=== What you will do ===
Find every line in the records below that holds the word "Number", and copy it out.

=== Material for the task ===

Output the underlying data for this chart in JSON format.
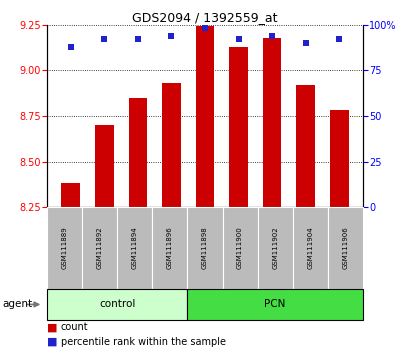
{
  "title": "GDS2094 / 1392559_at",
  "samples": [
    "GSM111889",
    "GSM111892",
    "GSM111894",
    "GSM111896",
    "GSM111898",
    "GSM111900",
    "GSM111902",
    "GSM111904",
    "GSM111906"
  ],
  "counts": [
    8.38,
    8.7,
    8.85,
    8.93,
    9.245,
    9.13,
    9.18,
    8.92,
    8.78
  ],
  "percentiles": [
    88,
    92,
    92,
    94,
    98,
    92,
    94,
    90,
    92
  ],
  "ylim": [
    8.25,
    9.25
  ],
  "yticks": [
    8.25,
    8.5,
    8.75,
    9.0,
    9.25
  ],
  "right_ylim": [
    0,
    100
  ],
  "right_yticks": [
    0,
    25,
    50,
    75,
    100
  ],
  "bar_color": "#CC0000",
  "dot_color": "#2222CC",
  "bar_width": 0.55,
  "groups": [
    {
      "name": "control",
      "indices": [
        0,
        1,
        2,
        3
      ],
      "color": "#CCFFCC"
    },
    {
      "name": "PCN",
      "indices": [
        4,
        5,
        6,
        7,
        8
      ],
      "color": "#44DD44"
    }
  ],
  "agent_label": "agent",
  "legend_count_label": "count",
  "legend_percentile_label": "percentile rank within the sample",
  "label_area_color": "#BBBBBB"
}
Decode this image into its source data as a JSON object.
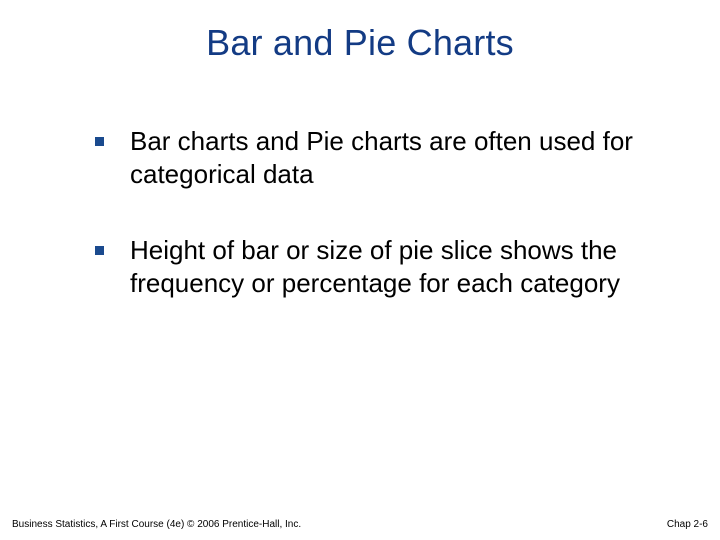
{
  "title": {
    "text": "Bar and Pie Charts",
    "color": "#133b84",
    "font_size": 36
  },
  "bullets": {
    "marker_color": "#1a4a8e",
    "text_color": "#000000",
    "font_size": 26,
    "items": [
      {
        "text": "Bar charts and Pie charts are often used for categorical data"
      },
      {
        "text": "Height of bar or size of pie slice shows the frequency or percentage for each category"
      }
    ]
  },
  "footer": {
    "left": "Business Statistics, A First Course (4e) © 2006 Prentice-Hall, Inc.",
    "right": "Chap 2-6",
    "font_size": 10,
    "color": "#000000"
  },
  "background_color": "#ffffff"
}
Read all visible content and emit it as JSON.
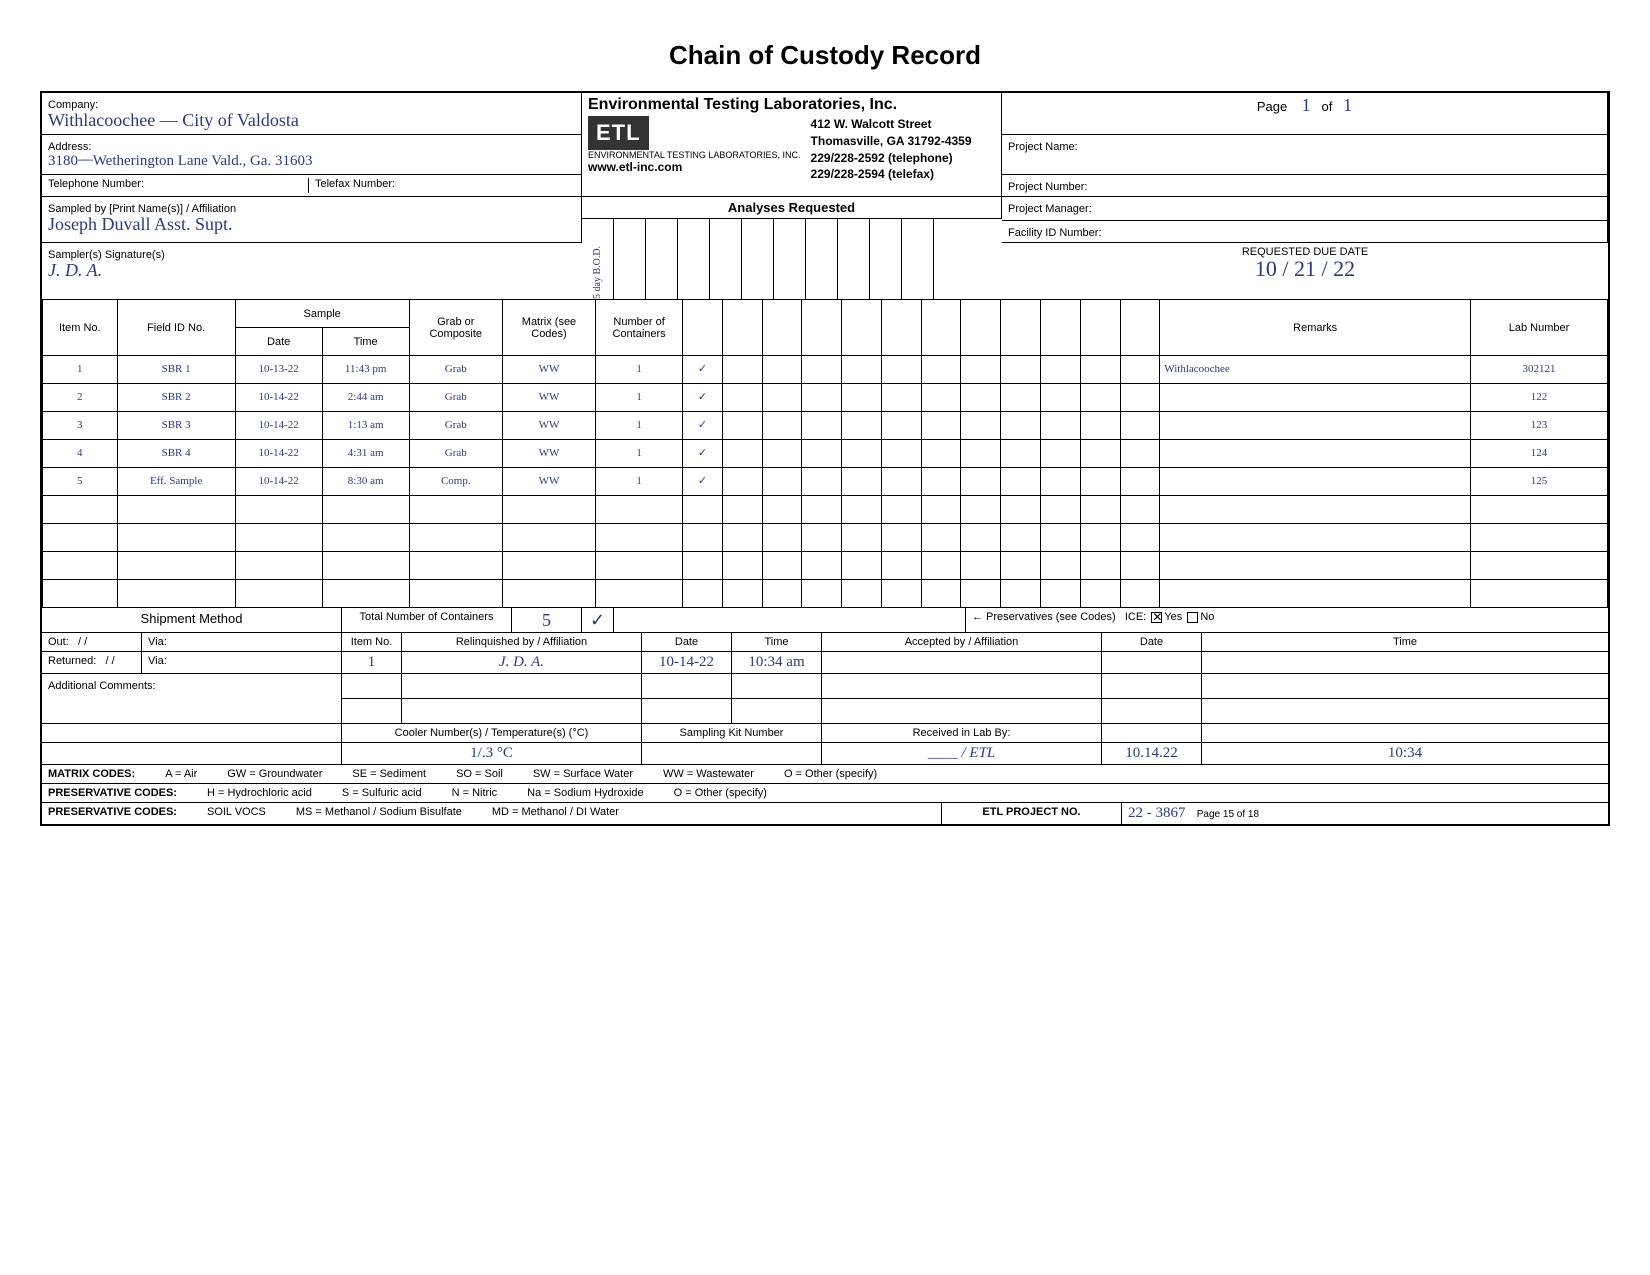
{
  "title": "Chain of Custody Record",
  "company_label": "Company:",
  "company_value": "Withlacoochee — City of Valdosta",
  "address_label": "Address:",
  "address_value": "3180  ̶ ̶ ̶   Wetherington Lane   Vald., Ga. 31603",
  "telephone_label": "Telephone Number:",
  "telefax_label": "Telefax Number:",
  "sampled_by_label": "Sampled by [Print Name(s)] / Affiliation",
  "sampled_by_value": "Joseph Duvall          Asst. Supt.",
  "signature_label": "Sampler(s) Signature(s)",
  "signature_value": "J. D. A.",
  "lab": {
    "name": "Environmental Testing Laboratories, Inc.",
    "logo_text": "ETL",
    "logo_sub": "ENVIRONMENTAL TESTING LABORATORIES, INC.",
    "addr1": "412 W. Walcott Street",
    "addr2": "Thomasville, GA 31792-4359",
    "phone": "229/228-2592  (telephone)",
    "fax_site": "www.etl-inc.com",
    "fax": "229/228-2594  (telefax)"
  },
  "right": {
    "page_label": "Page",
    "page_of": "of",
    "page_num": "1",
    "page_total": "1",
    "project_name": "Project Name:",
    "project_number": "Project Number:",
    "project_manager": "Project Manager:",
    "facility_id": "Facility ID Number:",
    "due_label": "REQUESTED DUE DATE",
    "due_value": "10 / 21 / 22"
  },
  "analyses_label": "Analyses Requested",
  "analysis_col": "5 day B.O.D.",
  "headers": {
    "item": "Item No.",
    "field": "Field ID No.",
    "sample": "Sample",
    "date": "Date",
    "time": "Time",
    "grab": "Grab or Composite",
    "matrix": "Matrix (see Codes)",
    "containers": "Number of Containers",
    "remarks": "Remarks",
    "lab_no": "Lab Number"
  },
  "rows": [
    {
      "item": "1",
      "field": "SBR 1",
      "date": "10-13-22",
      "time": "11:43 pm",
      "grab": "Grab",
      "matrix": "WW",
      "cont": "1",
      "mark": "✓",
      "remarks": "Withlacoochee",
      "lab": "302121"
    },
    {
      "item": "2",
      "field": "SBR 2",
      "date": "10-14-22",
      "time": "2:44 am",
      "grab": "Grab",
      "matrix": "WW",
      "cont": "1",
      "mark": "✓",
      "remarks": "",
      "lab": "122"
    },
    {
      "item": "3",
      "field": "SBR 3",
      "date": "10-14-22",
      "time": "1:13 am",
      "grab": "Grab",
      "matrix": "WW",
      "cont": "1",
      "mark": "✓",
      "remarks": "",
      "lab": "123"
    },
    {
      "item": "4",
      "field": "SBR 4",
      "date": "10-14-22",
      "time": "4:31 am",
      "grab": "Grab",
      "matrix": "WW",
      "cont": "1",
      "mark": "✓",
      "remarks": "",
      "lab": "124"
    },
    {
      "item": "5",
      "field": "Eff. Sample",
      "date": "10-14-22",
      "time": "8:30 am",
      "grab": "Comp.",
      "matrix": "WW",
      "cont": "1",
      "mark": "✓",
      "remarks": "",
      "lab": "125"
    }
  ],
  "shipment_label": "Shipment Method",
  "total_containers_label": "Total Number of Containers",
  "total_containers_value": "5",
  "total_mark": "✓",
  "preservatives_label": "← Preservatives (see Codes)",
  "ice_label": "ICE:",
  "ice_yes": "Yes",
  "ice_no": "No",
  "out_label": "Out:",
  "via_label": "Via:",
  "returned_label": "Returned:",
  "slash": "/    /",
  "relinq": {
    "item_label": "Item No.",
    "relinq_label": "Relinquished by / Affiliation",
    "date_label": "Date",
    "time_label": "Time",
    "accepted_label": "Accepted by / Affiliation",
    "row_item": "1",
    "row_sig": "J. D. A.",
    "row_date": "10-14-22",
    "row_time": "10:34 am"
  },
  "add_comments": "Additional Comments:",
  "cooler_label": "Cooler Number(s) / Temperature(s) (°C)",
  "cooler_value": "1/.3 °C",
  "kit_label": "Sampling Kit Number",
  "received_label": "Received in Lab By:",
  "received_sig": "____ / ETL",
  "received_date": "10.14.22",
  "received_time": "10:34",
  "matrix_codes": {
    "label": "MATRIX CODES:",
    "a": "A = Air",
    "gw": "GW = Groundwater",
    "se": "SE = Sediment",
    "so": "SO = Soil",
    "sw": "SW = Surface Water",
    "ww": "WW = Wastewater",
    "o": "O = Other (specify)"
  },
  "pres_codes1": {
    "label": "PRESERVATIVE CODES:",
    "h": "H = Hydrochloric acid",
    "s": "S = Sulfuric acid",
    "n": "N = Nitric",
    "na": "Na = Sodium Hydroxide",
    "o": "O = Other (specify)"
  },
  "pres_codes2": {
    "label": "PRESERVATIVE CODES:",
    "sv": "SOIL VOCS",
    "ms": "MS = Methanol / Sodium Bisulfate",
    "md": "MD = Methanol / DI Water"
  },
  "etl_proj_label": "ETL PROJECT NO.",
  "etl_proj_value": "22 - 3867",
  "page_footer": "Page 15 of 18"
}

=== Response to this exercise ===
  "telephone_label": "Telephone Number:",
  "telefax_label": "Telefax Number:",
    "project_number": "Project Number:",
    "facility_id": "Facility ID Number:",
    "containers": "Number of Containers",
    "lab_no": "Lab Number"
  "total_containers_label": "Total Number of Containers",
  "cooler_label": "Cooler Number(s) / Temperature(s) (°C)",
  "kit_label": "Sampling Kit Number",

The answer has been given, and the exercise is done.